>> start Records for this exercise

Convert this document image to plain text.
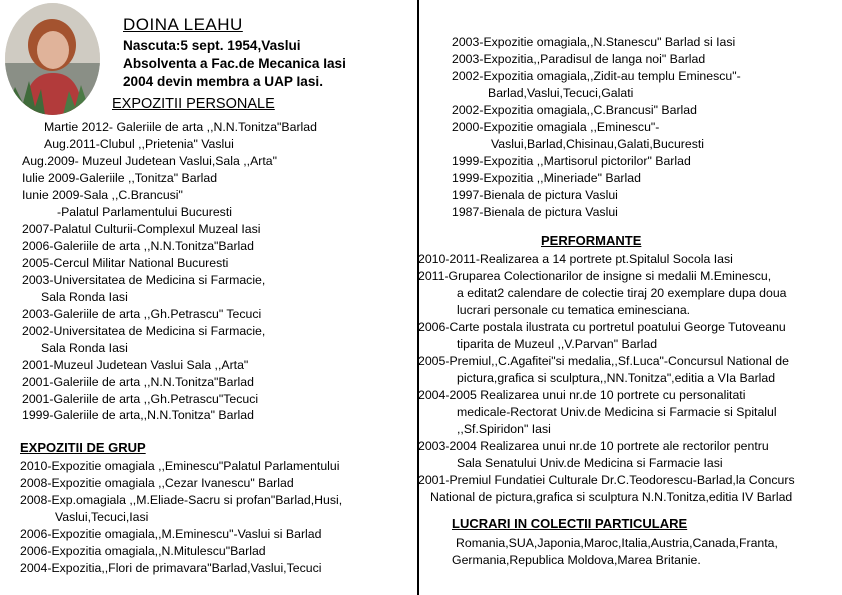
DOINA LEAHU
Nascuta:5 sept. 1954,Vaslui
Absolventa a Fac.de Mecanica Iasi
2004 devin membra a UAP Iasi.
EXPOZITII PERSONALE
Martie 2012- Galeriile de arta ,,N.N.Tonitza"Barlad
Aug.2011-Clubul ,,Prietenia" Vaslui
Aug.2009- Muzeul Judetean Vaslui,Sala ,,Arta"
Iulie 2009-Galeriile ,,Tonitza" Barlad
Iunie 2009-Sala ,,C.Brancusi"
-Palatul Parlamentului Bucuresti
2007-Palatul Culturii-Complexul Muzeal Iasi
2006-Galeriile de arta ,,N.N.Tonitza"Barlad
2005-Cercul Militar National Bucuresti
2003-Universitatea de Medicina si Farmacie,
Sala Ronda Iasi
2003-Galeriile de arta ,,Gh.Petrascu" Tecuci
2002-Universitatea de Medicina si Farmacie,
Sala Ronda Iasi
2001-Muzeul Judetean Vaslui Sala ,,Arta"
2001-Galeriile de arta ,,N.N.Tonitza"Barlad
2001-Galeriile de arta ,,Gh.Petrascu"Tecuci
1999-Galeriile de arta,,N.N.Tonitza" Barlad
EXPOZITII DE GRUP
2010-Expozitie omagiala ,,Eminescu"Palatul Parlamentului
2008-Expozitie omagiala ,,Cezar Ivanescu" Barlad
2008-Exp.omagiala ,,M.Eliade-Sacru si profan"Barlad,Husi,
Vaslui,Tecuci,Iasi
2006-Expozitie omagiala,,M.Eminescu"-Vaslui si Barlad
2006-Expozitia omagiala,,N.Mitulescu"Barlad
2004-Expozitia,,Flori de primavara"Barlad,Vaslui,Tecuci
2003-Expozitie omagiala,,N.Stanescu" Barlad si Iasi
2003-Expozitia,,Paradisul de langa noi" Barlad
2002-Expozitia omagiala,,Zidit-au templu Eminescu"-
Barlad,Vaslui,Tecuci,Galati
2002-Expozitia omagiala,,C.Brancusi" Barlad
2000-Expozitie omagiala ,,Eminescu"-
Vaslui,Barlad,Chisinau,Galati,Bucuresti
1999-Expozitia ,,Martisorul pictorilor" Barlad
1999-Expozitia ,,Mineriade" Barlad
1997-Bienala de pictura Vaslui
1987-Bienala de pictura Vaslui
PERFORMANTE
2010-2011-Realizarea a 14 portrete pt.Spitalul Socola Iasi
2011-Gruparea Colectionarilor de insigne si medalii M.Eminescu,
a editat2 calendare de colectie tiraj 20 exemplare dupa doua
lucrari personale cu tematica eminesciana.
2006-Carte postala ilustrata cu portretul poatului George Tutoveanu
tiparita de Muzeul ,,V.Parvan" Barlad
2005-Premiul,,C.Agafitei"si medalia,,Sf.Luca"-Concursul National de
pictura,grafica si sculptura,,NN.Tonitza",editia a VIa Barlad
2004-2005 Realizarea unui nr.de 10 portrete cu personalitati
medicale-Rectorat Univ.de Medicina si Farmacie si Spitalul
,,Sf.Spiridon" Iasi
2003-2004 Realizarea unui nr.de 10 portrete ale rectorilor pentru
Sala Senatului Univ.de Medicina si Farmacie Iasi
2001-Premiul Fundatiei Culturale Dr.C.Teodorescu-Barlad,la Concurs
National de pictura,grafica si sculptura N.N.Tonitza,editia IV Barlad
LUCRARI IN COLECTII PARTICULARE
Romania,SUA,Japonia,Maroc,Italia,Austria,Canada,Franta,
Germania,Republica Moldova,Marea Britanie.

>> end Records for this exercise

Scan the material above for the string "editia" and return the lines that hold it.

pictura,grafica si sculptura,,NN.Tonitza",editia a VIa Barlad
National de pictura,grafica si sculptura N.N.Tonitza,editia IV Barlad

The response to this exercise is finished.